Goal: Pictures do not belong in the copy; restate the records below word for word.

Dataset records:
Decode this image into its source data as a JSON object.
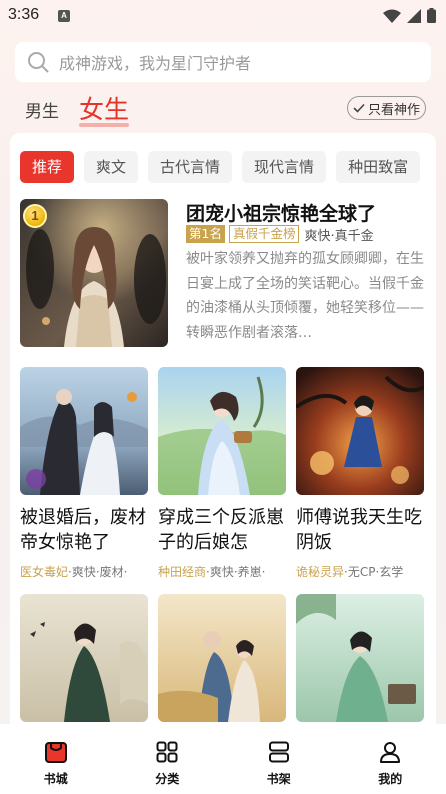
{
  "status_bar": {
    "time": "3:36",
    "notif_letter": "A"
  },
  "search": {
    "placeholder": "成神游戏，我为星门守护者"
  },
  "gender": {
    "male": "男生",
    "female": "女生",
    "only_divine": "只看神作"
  },
  "genre_tabs": [
    "推荐",
    "爽文",
    "古代言情",
    "现代言情",
    "种田致富"
  ],
  "featured": {
    "rank_number": "1",
    "title": "团宠小祖宗惊艳全球了",
    "rank_tag": "第1名",
    "list_tag": "真假千金榜",
    "genres": "爽快·真千金",
    "description": "被叶家领养又抛弃的孤女顾卿卿，在生日宴上成了全场的笑话靶心。当假千金的油漆桶从头顶倾覆，她轻笑移位——转瞬恶作剧者滚落…"
  },
  "books": [
    {
      "title": "被退婚后，废材帝女惊艳了",
      "category": "医女毒妃",
      "tags": "·爽快·废材·"
    },
    {
      "title": "穿成三个反派崽子的后娘怎",
      "category": "种田经商",
      "tags": "·爽快·养崽·"
    },
    {
      "title": "师傅说我天生吃阴饭",
      "category": "诡秘灵异",
      "tags": "·无CP·玄学"
    },
    {
      "title": "",
      "category": "",
      "tags": ""
    },
    {
      "title": "",
      "category": "",
      "tags": ""
    },
    {
      "title": "",
      "category": "",
      "tags": ""
    }
  ],
  "bottom_nav": [
    {
      "label": "书城",
      "icon": "bookstore-icon"
    },
    {
      "label": "分类",
      "icon": "category-icon"
    },
    {
      "label": "书架",
      "icon": "bookshelf-icon"
    },
    {
      "label": "我的",
      "icon": "profile-icon"
    }
  ],
  "colors": {
    "accent": "#e8362d",
    "gold": "#c9a24c"
  }
}
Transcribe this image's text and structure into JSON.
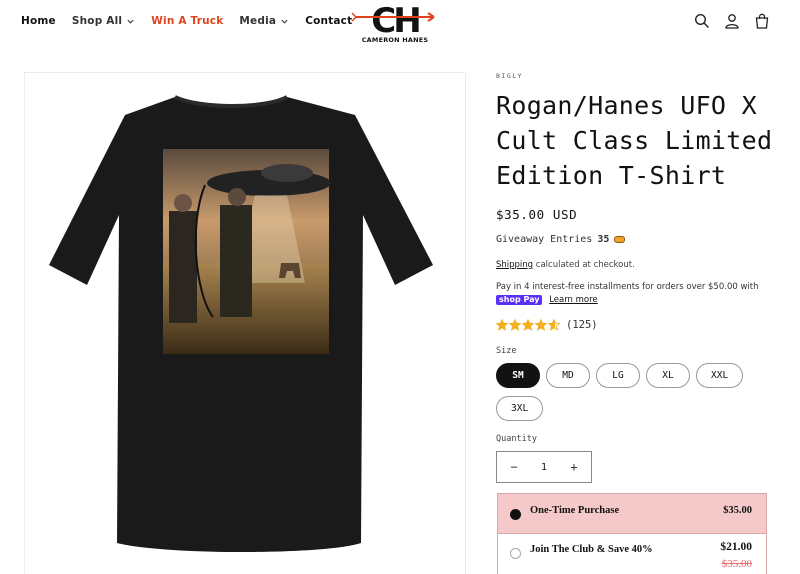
{
  "nav": {
    "items": [
      {
        "label": "Home"
      },
      {
        "label": "Shop All"
      },
      {
        "label": "Win A Truck"
      },
      {
        "label": "Media"
      },
      {
        "label": "Contact"
      }
    ]
  },
  "logo": {
    "monogram": "CH",
    "name": "CAMERON HANES"
  },
  "header_icons": [
    "search-icon",
    "account-icon",
    "cart-icon"
  ],
  "product": {
    "vendor": "BIGLY",
    "title": "Rogan/Hanes UFO X Cult Class Limited Edition T-Shirt",
    "price": "$35.00 USD",
    "giveaway_label": "Giveaway Entries",
    "giveaway_count": "35",
    "shipping_link": "Shipping",
    "shipping_text": " calculated at checkout.",
    "installments_text": "Pay in 4 interest-free installments for orders over $50.00 with",
    "shoppay_label": "shop Pay",
    "learn_more": "Learn more",
    "rating_value": 4.6,
    "rating_count": "(125)",
    "size_label": "Size",
    "sizes": [
      "SM",
      "MD",
      "LG",
      "XL",
      "XXL",
      "3XL"
    ],
    "selected_size": "SM",
    "quantity_label": "Quantity",
    "quantity": "1",
    "minus": "−",
    "plus": "+"
  },
  "plans": [
    {
      "name": "One-Time Purchase",
      "price": "$35.00"
    },
    {
      "name": "Join The Club & Save 40%",
      "price": "$21.00",
      "old_price": "$35.00"
    }
  ],
  "colors": {
    "accent": "#e0431e",
    "selected_plan": "#f5c9c9",
    "star": "#f2b01e",
    "shoppay": "#5a31f4"
  }
}
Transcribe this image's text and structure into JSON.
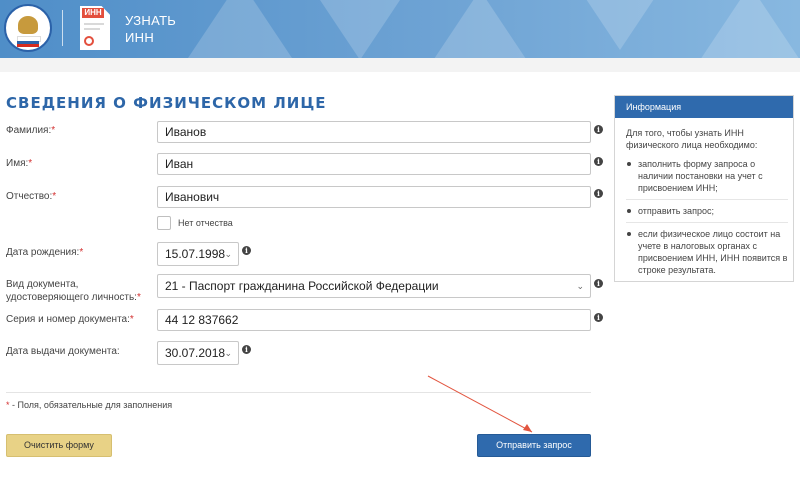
{
  "header": {
    "title_line1": "УЗНАТЬ",
    "title_line2": "ИНН",
    "doc_badge": "ИНН"
  },
  "form": {
    "section_title": "СВЕДЕНИЯ О ФИЗИЧЕСКОМ ЛИЦЕ",
    "fields": {
      "surname": {
        "label": "Фамилия:",
        "value": "Иванов"
      },
      "name": {
        "label": "Имя:",
        "value": "Иван"
      },
      "patronymic": {
        "label": "Отчество:",
        "value": "Иванович"
      },
      "no_patronymic": {
        "label": "Нет отчества",
        "checked": false
      },
      "birth_date": {
        "label": "Дата рождения:",
        "value": "15.07.1998"
      },
      "doc_type": {
        "label_line1": "Вид документа,",
        "label_line2": "удостоверяющего личность:",
        "value": "21 - Паспорт гражданина Российской Федерации"
      },
      "doc_number": {
        "label": "Серия и номер документа:",
        "value": "44 12 837662"
      },
      "doc_date": {
        "label": "Дата выдачи документа:",
        "value": "30.07.2018"
      }
    },
    "required_mark": "*",
    "required_note": "- Поля, обязательные для заполнения",
    "clear_button": "Очистить форму",
    "submit_button": "Отправить запрос"
  },
  "info_panel": {
    "title": "Информация",
    "intro": "Для того, чтобы узнать ИНН физического лица необходимо:",
    "items": [
      "заполнить форму запроса о наличии постановки на учет с присвоением ИНН;",
      "отправить запрос;",
      "если физическое лицо состоит на учете в налоговых органах с присвоением ИНН, ИНН появится в строке результата."
    ]
  },
  "colors": {
    "accent": "#2f6aad",
    "title": "#2d66a8",
    "required": "#d32f2f",
    "clear_button_bg": "#e8d286",
    "arrow": "#e2553f"
  },
  "icons": [
    "logo-emblem-icon",
    "inn-document-icon",
    "info-icon",
    "chevron-down-icon",
    "annotation-arrow"
  ]
}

Completed exercise:
Decode this image into its source data as a JSON object.
{
  "status_bar": {
    "time": "3:36",
    "notif_letter": "A"
  },
  "search": {
    "placeholder": "成神游戏，我为星门守护者"
  },
  "gender": {
    "male": "男生",
    "female": "女生",
    "only_divine": "只看神作"
  },
  "genre_tabs": [
    "推荐",
    "爽文",
    "古代言情",
    "现代言情",
    "种田致富"
  ],
  "featured": {
    "rank_number": "1",
    "title": "团宠小祖宗惊艳全球了",
    "rank_tag": "第1名",
    "list_tag": "真假千金榜",
    "genres": "爽快·真千金",
    "description": "被叶家领养又抛弃的孤女顾卿卿，在生日宴上成了全场的笑话靶心。当假千金的油漆桶从头顶倾覆，她轻笑移位——转瞬恶作剧者滚落…"
  },
  "books": [
    {
      "title": "被退婚后，废材帝女惊艳了",
      "category": "医女毒妃",
      "tags": "·爽快·废材·"
    },
    {
      "title": "穿成三个反派崽子的后娘怎",
      "category": "种田经商",
      "tags": "·爽快·养崽·"
    },
    {
      "title": "师傅说我天生吃阴饭",
      "category": "诡秘灵异",
      "tags": "·无CP·玄学"
    },
    {
      "title": "",
      "category": "",
      "tags": ""
    },
    {
      "title": "",
      "category": "",
      "tags": ""
    },
    {
      "title": "",
      "category": "",
      "tags": ""
    }
  ],
  "bottom_nav": [
    {
      "label": "书城",
      "icon": "bookstore-icon"
    },
    {
      "label": "分类",
      "icon": "category-icon"
    },
    {
      "label": "书架",
      "icon": "bookshelf-icon"
    },
    {
      "label": "我的",
      "icon": "profile-icon"
    }
  ],
  "colors": {
    "accent": "#e8362d",
    "gold": "#c9a24c"
  }
}
Transcribe this image's text and structure into JSON.
{
  "nav": {
    "items": [
      {
        "label": "Home"
      },
      {
        "label": "Shop All"
      },
      {
        "label": "Win A Truck"
      },
      {
        "label": "Media"
      },
      {
        "label": "Contact"
      }
    ]
  },
  "logo": {
    "monogram": "CH",
    "name": "CAMERON HANES"
  },
  "header_icons": [
    "search-icon",
    "account-icon",
    "cart-icon"
  ],
  "product": {
    "vendor": "BIGLY",
    "title": "Rogan/Hanes UFO X Cult Class Limited Edition T-Shirt",
    "price": "$35.00 USD",
    "giveaway_label": "Giveaway Entries",
    "giveaway_count": "35",
    "shipping_link": "Shipping",
    "shipping_text": " calculated at checkout.",
    "installments_text": "Pay in 4 interest-free installments for orders over $50.00 with",
    "shoppay_label": "shop Pay",
    "learn_more": "Learn more",
    "rating_value": 4.6,
    "rating_count": "(125)",
    "size_label": "Size",
    "sizes": [
      "SM",
      "MD",
      "LG",
      "XL",
      "XXL",
      "3XL"
    ],
    "selected_size": "SM",
    "quantity_label": "Quantity",
    "quantity": "1",
    "minus": "−",
    "plus": "+"
  },
  "plans": [
    {
      "name": "One-Time Purchase",
      "price": "$35.00"
    },
    {
      "name": "Join The Club & Save 40%",
      "price": "$21.00",
      "old_price": "$35.00"
    }
  ],
  "colors": {
    "accent": "#e0431e",
    "selected_plan": "#f5c9c9",
    "star": "#f2b01e",
    "shoppay": "#5a31f4"
  }
}
Transcribe this image's text and structure into JSON.
{
  "header": {
    "title_line1": "УЗНАТЬ",
    "title_line2": "ИНН",
    "doc_badge": "ИНН"
  },
  "form": {
    "section_title": "СВЕДЕНИЯ О ФИЗИЧЕСКОМ ЛИЦЕ",
    "fields": {
      "surname": {
        "label": "Фамилия:",
        "value": "Иванов"
      },
      "name": {
        "label": "Имя:",
        "value": "Иван"
      },
      "patronymic": {
        "label": "Отчество:",
        "value": "Иванович"
      },
      "no_patronymic": {
        "label": "Нет отчества",
        "checked": false
      },
      "birth_date": {
        "label": "Дата рождения:",
        "value": "15.07.1998"
      },
      "doc_type": {
        "label_line1": "Вид документа,",
        "label_line2": "удостоверяющего личность:",
        "value": "21 - Паспорт гражданина Российской Федерации"
      },
      "doc_number": {
        "label": "Серия и номер документа:",
        "value": "44 12 837662"
      },
      "doc_date": {
        "label": "Дата выдачи документа:",
        "value": "30.07.2018"
      }
    },
    "required_mark": "*",
    "required_note": "- Поля, обязательные для заполнения",
    "clear_button": "Очистить форму",
    "submit_button": "Отправить запрос"
  },
  "info_panel": {
    "title": "Информация",
    "intro": "Для того, чтобы узнать ИНН физического лица необходимо:",
    "items": [
      "заполнить форму запроса о наличии постановки на учет с присвоением ИНН;",
      "отправить запрос;",
      "если физическое лицо состоит на учете в налоговых органах с присвоением ИНН, ИНН появится в строке результата."
    ]
  },
  "colors": {
    "accent": "#2f6aad",
    "title": "#2d66a8",
    "required": "#d32f2f",
    "clear_button_bg": "#e8d286",
    "arrow": "#e2553f"
  },
  "icons": [
    "logo-emblem-icon",
    "inn-document-icon",
    "info-icon",
    "chevron-down-icon",
    "annotation-arrow"
  ]
}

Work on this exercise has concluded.